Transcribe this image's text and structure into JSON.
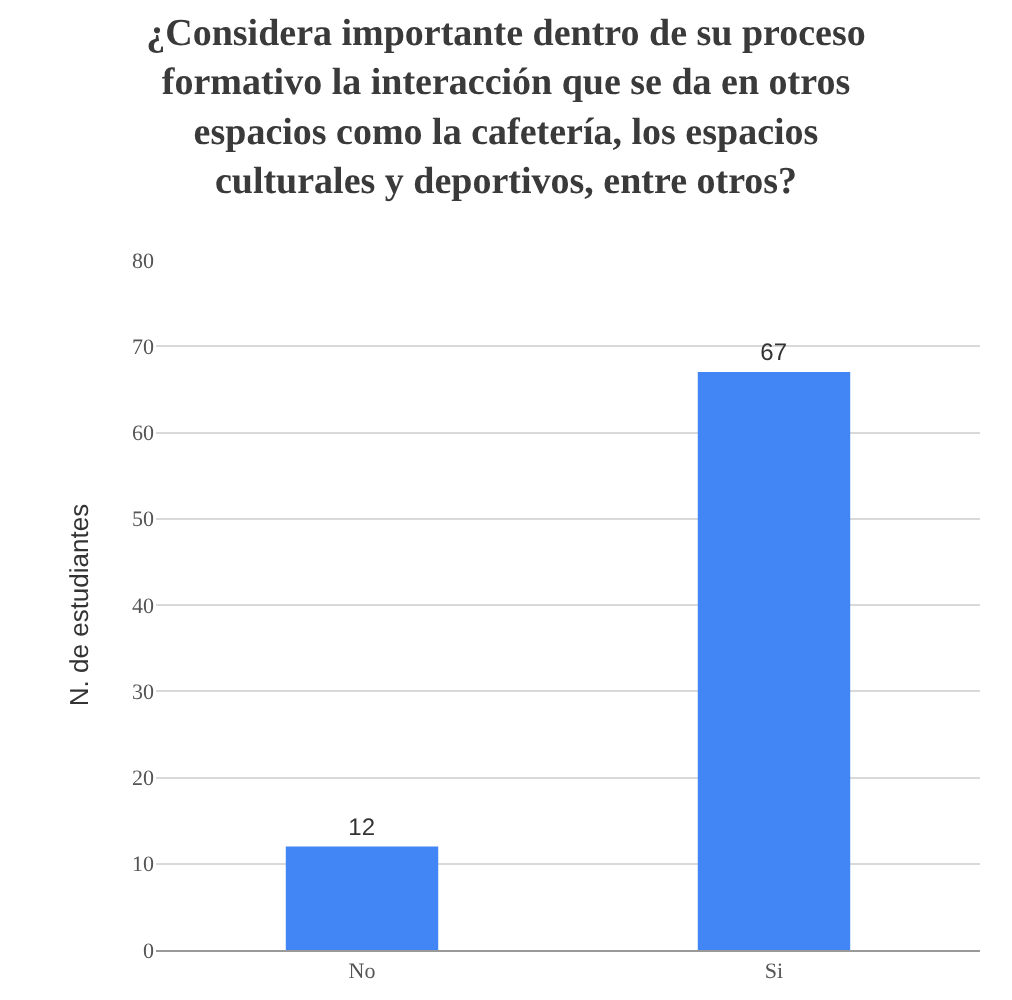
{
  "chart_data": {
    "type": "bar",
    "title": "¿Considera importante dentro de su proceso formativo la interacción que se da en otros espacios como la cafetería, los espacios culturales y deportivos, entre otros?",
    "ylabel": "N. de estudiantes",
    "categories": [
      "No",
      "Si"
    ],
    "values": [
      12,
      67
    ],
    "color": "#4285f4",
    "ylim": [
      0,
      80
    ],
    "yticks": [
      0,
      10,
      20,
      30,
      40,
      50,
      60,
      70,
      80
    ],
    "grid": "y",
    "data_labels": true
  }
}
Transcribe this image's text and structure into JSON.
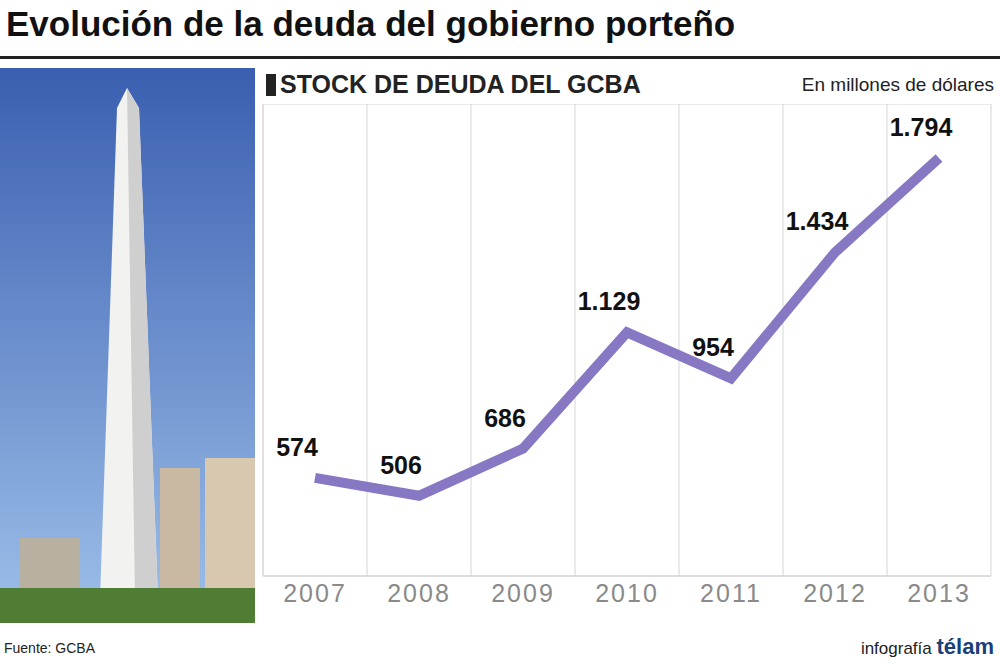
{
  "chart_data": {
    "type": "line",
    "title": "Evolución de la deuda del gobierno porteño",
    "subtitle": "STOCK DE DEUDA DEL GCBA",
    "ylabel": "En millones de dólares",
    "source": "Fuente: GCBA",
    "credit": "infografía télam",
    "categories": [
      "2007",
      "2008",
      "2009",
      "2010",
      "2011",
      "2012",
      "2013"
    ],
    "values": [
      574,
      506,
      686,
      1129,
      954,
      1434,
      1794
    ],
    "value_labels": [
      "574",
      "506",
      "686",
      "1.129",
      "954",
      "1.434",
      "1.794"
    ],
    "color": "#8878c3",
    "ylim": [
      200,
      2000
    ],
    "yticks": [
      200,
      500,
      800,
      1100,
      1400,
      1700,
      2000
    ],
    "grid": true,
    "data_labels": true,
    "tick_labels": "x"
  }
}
☆ ☆ ☆ ☆ ☆ ☆ ☆
**Task statement:**
Retype all entries exactly as they appear, dropping the images.

**Response for this exercise:**
Transcribe this image's text and structure into JSON.
{
  "chart_data": {
    "type": "bar",
    "title": "¿Considera importante dentro de su proceso formativo la interacción que se da en otros espacios como la cafetería, los espacios culturales y deportivos, entre otros?",
    "ylabel": "N. de estudiantes",
    "categories": [
      "No",
      "Si"
    ],
    "values": [
      12,
      67
    ],
    "color": "#4285f4",
    "ylim": [
      0,
      80
    ],
    "yticks": [
      0,
      10,
      20,
      30,
      40,
      50,
      60,
      70,
      80
    ],
    "grid": "y",
    "data_labels": true
  }
}
Transcribe this image's text and structure into JSON.
{
  "chart_data": {
    "type": "line",
    "title": "Evolución de la deuda del gobierno porteño",
    "subtitle": "STOCK DE DEUDA DEL GCBA",
    "ylabel": "En millones de dólares",
    "source": "Fuente: GCBA",
    "credit": "infografía télam",
    "categories": [
      "2007",
      "2008",
      "2009",
      "2010",
      "2011",
      "2012",
      "2013"
    ],
    "values": [
      574,
      506,
      686,
      1129,
      954,
      1434,
      1794
    ],
    "value_labels": [
      "574",
      "506",
      "686",
      "1.129",
      "954",
      "1.434",
      "1.794"
    ],
    "color": "#8878c3",
    "ylim": [
      200,
      2000
    ],
    "yticks": [
      200,
      500,
      800,
      1100,
      1400,
      1700,
      2000
    ],
    "grid": true,
    "data_labels": true,
    "tick_labels": "x"
  }
}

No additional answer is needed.